**Part of a data file:**

* START *

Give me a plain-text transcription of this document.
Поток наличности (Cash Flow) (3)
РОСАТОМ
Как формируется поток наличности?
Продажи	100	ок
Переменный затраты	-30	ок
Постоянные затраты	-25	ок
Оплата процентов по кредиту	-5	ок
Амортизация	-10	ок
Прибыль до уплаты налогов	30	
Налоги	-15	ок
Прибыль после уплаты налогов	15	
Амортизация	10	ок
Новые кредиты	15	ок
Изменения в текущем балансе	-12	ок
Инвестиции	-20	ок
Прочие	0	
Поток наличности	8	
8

* END *

**THE REQUEST:** Extract every record and return it verbatim.

**WORKED SOLUTION:**
Give me a plain-text transcription of this document.
Поток наличности (Cash Flow) (3)
РОСАТОМ
Как формируется поток наличности?
Продажи	100	ок
Переменный затраты	-30	ок
Постоянные затраты	-25	ок
Оплата процентов по кредиту	-5	ок
Амортизация	-10	ок
Прибыль до уплаты налогов	30	
Налоги	-15	ок
Прибыль после уплаты налогов	15	
Амортизация	10	ок
Новые кредиты	15	ок
Изменения в текущем балансе	-12	ок
Инвестиции	-20	ок
Прочие	0	
Поток наличности	8	
8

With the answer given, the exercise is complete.